> Goal of the exercise
In the records below, find the line containing "What's the underlying", then copy that line and all lines after it, exactly, omitting every picture.

> Data extracted from a collection
++++
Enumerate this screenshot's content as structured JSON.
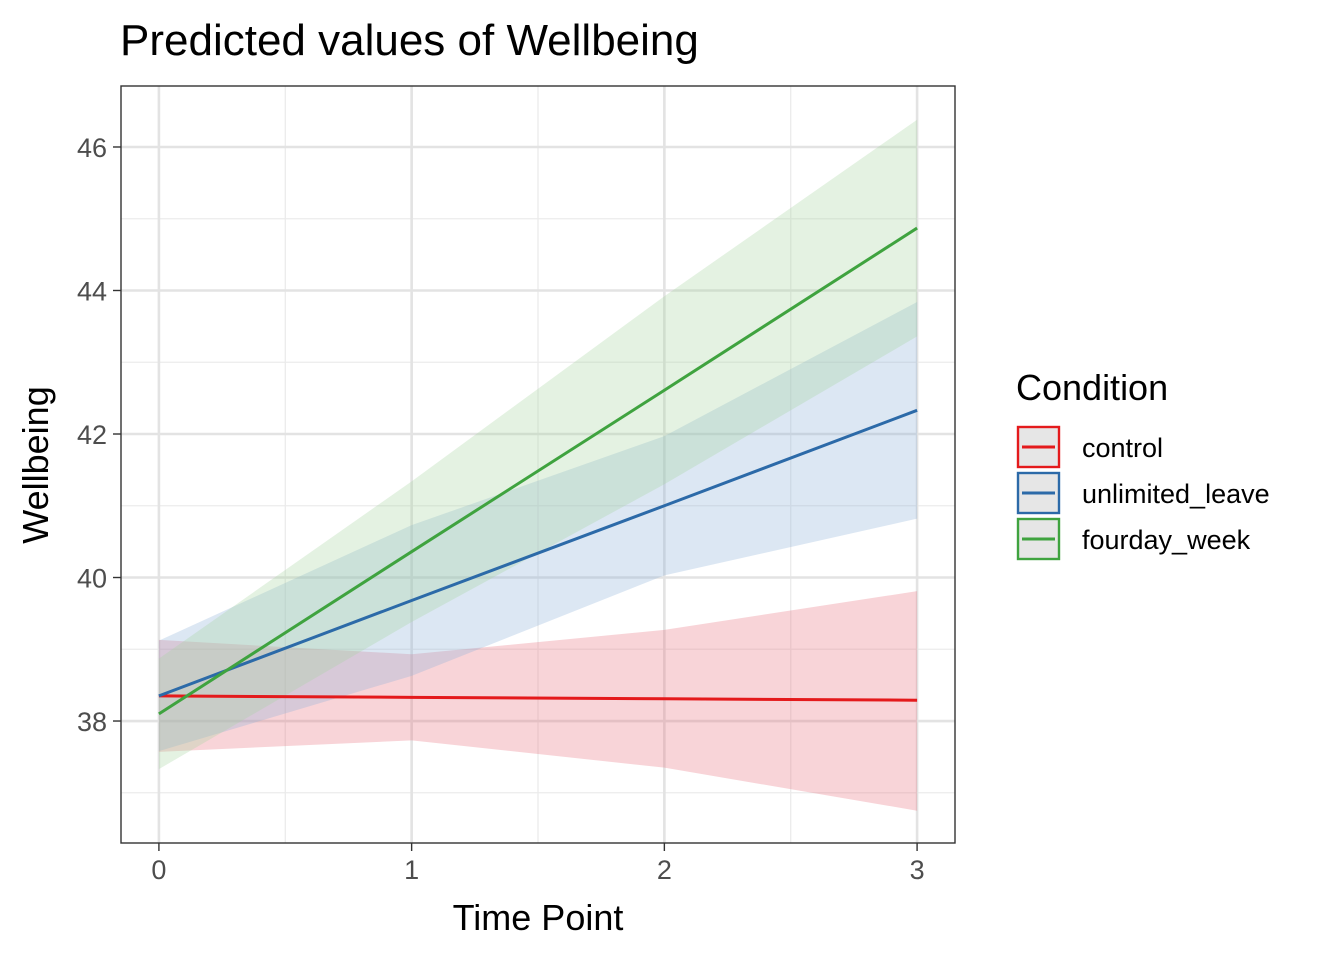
{
  "chart_data": {
    "type": "line",
    "title": "Predicted values of Wellbeing",
    "xlabel": "Time Point",
    "ylabel": "Wellbeing",
    "x": [
      0,
      1,
      2,
      3
    ],
    "x_ticks": [
      "0",
      "1",
      "2",
      "3"
    ],
    "y_ticks": [
      "38",
      "40",
      "42",
      "44",
      "46"
    ],
    "xlim": [
      -0.15,
      3.15
    ],
    "ylim": [
      36.3,
      46.85
    ],
    "grid": true,
    "legend": {
      "title": "Condition",
      "placement": "right"
    },
    "series": [
      {
        "name": "control",
        "color": "#e41a1c",
        "ribbon_color": "#e8707e",
        "values": [
          38.35,
          38.33,
          38.31,
          38.29
        ],
        "lower": [
          37.57,
          37.73,
          37.35,
          36.75
        ],
        "upper": [
          39.13,
          38.93,
          39.27,
          39.81
        ]
      },
      {
        "name": "unlimited_leave",
        "color": "#2c6aa8",
        "ribbon_color": "#8aaed6",
        "values": [
          38.35,
          39.68,
          41.0,
          42.33
        ],
        "lower": [
          37.58,
          38.63,
          40.03,
          40.82
        ],
        "upper": [
          39.12,
          40.73,
          41.97,
          43.84
        ]
      },
      {
        "name": "fourday_week",
        "color": "#3fa33f",
        "ribbon_color": "#a6d4a0",
        "values": [
          38.1,
          40.36,
          42.61,
          44.87
        ],
        "lower": [
          37.33,
          39.38,
          41.3,
          43.36
        ],
        "upper": [
          38.87,
          41.34,
          43.92,
          46.38
        ]
      }
    ]
  }
}
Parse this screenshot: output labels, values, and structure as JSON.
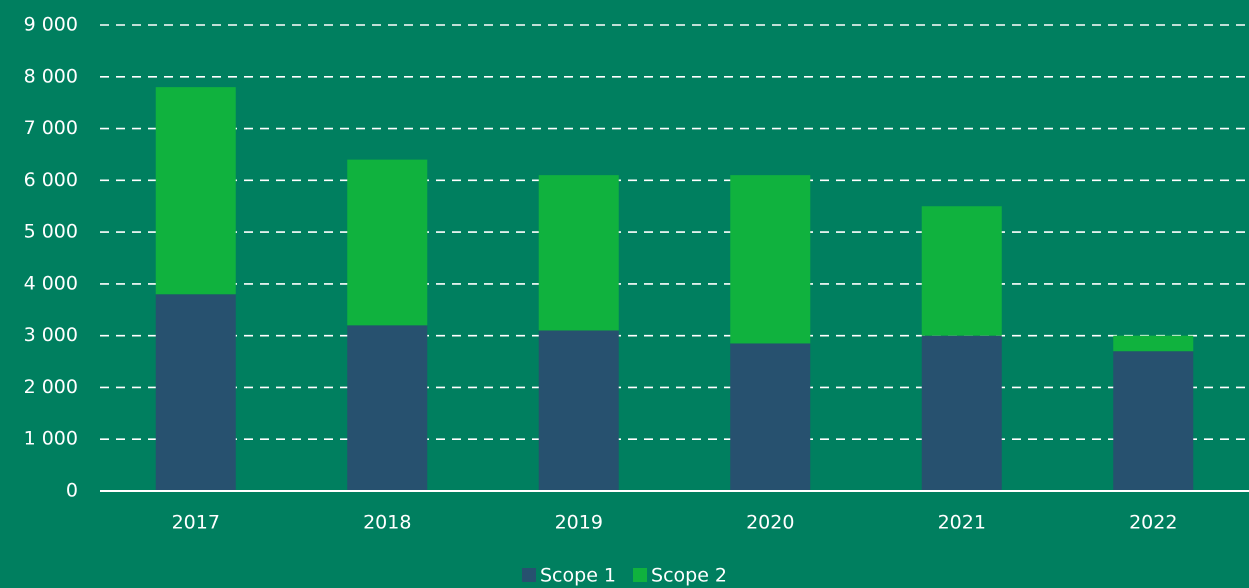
{
  "chart_data": {
    "type": "stacked_bar",
    "categories": [
      "2017",
      "2018",
      "2019",
      "2020",
      "2021",
      "2022"
    ],
    "series": [
      {
        "name": "Scope 1",
        "color": "#27516f",
        "values": [
          3800,
          3200,
          3100,
          2850,
          3000,
          2700
        ]
      },
      {
        "name": "Scope 2",
        "color": "#10b23e",
        "values": [
          4000,
          3200,
          3000,
          3250,
          2500,
          300
        ]
      }
    ],
    "ylim": [
      0,
      9000
    ],
    "yticks": [
      0,
      {
        "value": 1000,
        "label": "1 000"
      },
      {
        "value": 2000,
        "label": "2 000"
      },
      {
        "value": 3000,
        "label": "3 000"
      },
      {
        "value": 4000,
        "label": "4 000"
      },
      {
        "value": 5000,
        "label": "5 000"
      },
      {
        "value": 6000,
        "label": "6 000"
      },
      {
        "value": 7000,
        "label": "7 000"
      },
      {
        "value": 8000,
        "label": "8 000"
      },
      {
        "value": 9000,
        "label": "9 000"
      }
    ],
    "grid": true
  }
}
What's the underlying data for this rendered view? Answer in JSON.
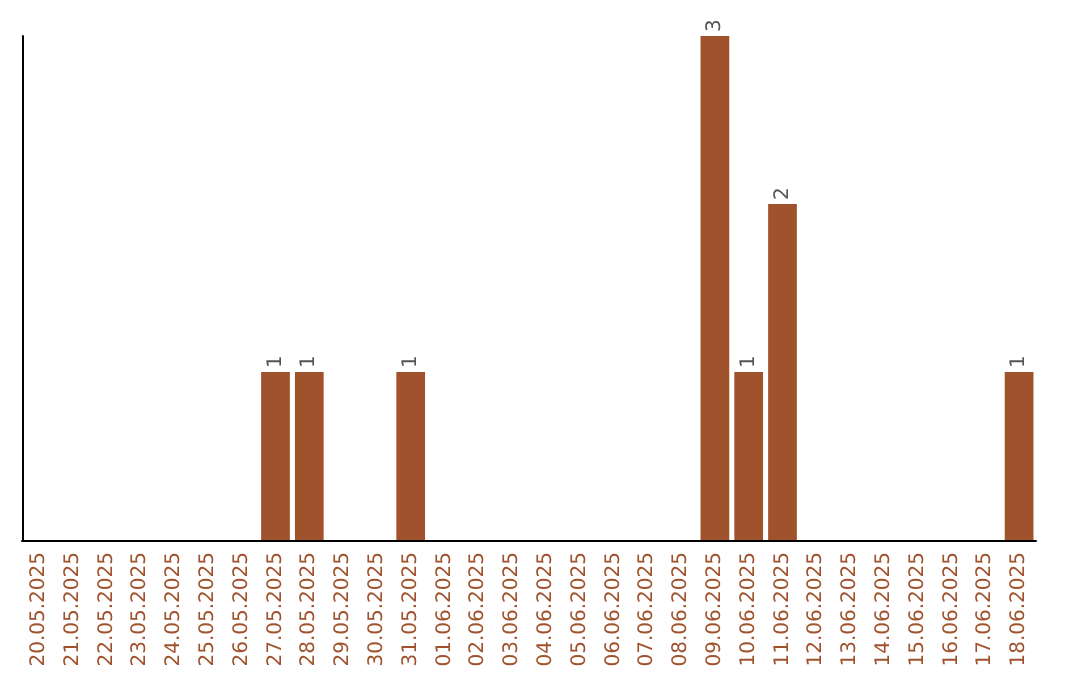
{
  "chart_data": {
    "type": "bar",
    "categories": [
      "20.05.2025",
      "21.05.2025",
      "22.05.2025",
      "23.05.2025",
      "24.05.2025",
      "25.05.2025",
      "26.05.2025",
      "27.05.2025",
      "28.05.2025",
      "29.05.2025",
      "30.05.2025",
      "31.05.2025",
      "01.06.2025",
      "02.06.2025",
      "03.06.2025",
      "04.06.2025",
      "05.06.2025",
      "06.06.2025",
      "07.06.2025",
      "08.06.2025",
      "09.06.2025",
      "10.06.2025",
      "11.06.2025",
      "12.06.2025",
      "13.06.2025",
      "14.06.2025",
      "15.06.2025",
      "16.06.2025",
      "17.06.2025",
      "18.06.2025"
    ],
    "values": [
      0,
      0,
      0,
      0,
      0,
      0,
      0,
      1,
      1,
      0,
      0,
      1,
      0,
      0,
      0,
      0,
      0,
      0,
      0,
      0,
      3,
      1,
      2,
      0,
      0,
      0,
      0,
      0,
      0,
      1
    ],
    "value_labels": [
      null,
      null,
      null,
      null,
      null,
      null,
      null,
      "1",
      "1",
      null,
      null,
      "1",
      null,
      null,
      null,
      null,
      null,
      null,
      null,
      null,
      "3",
      "1",
      "2",
      null,
      null,
      null,
      null,
      null,
      null,
      "1"
    ],
    "color": "#a0522d",
    "tick_labels": "x"
  }
}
++++
> Solution
What's the underlying data for this rendered view? Answer in JSON.
{
  "chart_data": {
    "type": "bar",
    "categories": [
      "20.05.2025",
      "21.05.2025",
      "22.05.2025",
      "23.05.2025",
      "24.05.2025",
      "25.05.2025",
      "26.05.2025",
      "27.05.2025",
      "28.05.2025",
      "29.05.2025",
      "30.05.2025",
      "31.05.2025",
      "01.06.2025",
      "02.06.2025",
      "03.06.2025",
      "04.06.2025",
      "05.06.2025",
      "06.06.2025",
      "07.06.2025",
      "08.06.2025",
      "09.06.2025",
      "10.06.2025",
      "11.06.2025",
      "12.06.2025",
      "13.06.2025",
      "14.06.2025",
      "15.06.2025",
      "16.06.2025",
      "17.06.2025",
      "18.06.2025"
    ],
    "values": [
      0,
      0,
      0,
      0,
      0,
      0,
      0,
      1,
      1,
      0,
      0,
      1,
      0,
      0,
      0,
      0,
      0,
      0,
      0,
      0,
      3,
      1,
      2,
      0,
      0,
      0,
      0,
      0,
      0,
      1
    ],
    "value_labels": [
      null,
      null,
      null,
      null,
      null,
      null,
      null,
      "1",
      "1",
      null,
      null,
      "1",
      null,
      null,
      null,
      null,
      null,
      null,
      null,
      null,
      "3",
      "1",
      "2",
      null,
      null,
      null,
      null,
      null,
      null,
      "1"
    ],
    "color": "#a0522d",
    "tick_labels": "x"
  }
}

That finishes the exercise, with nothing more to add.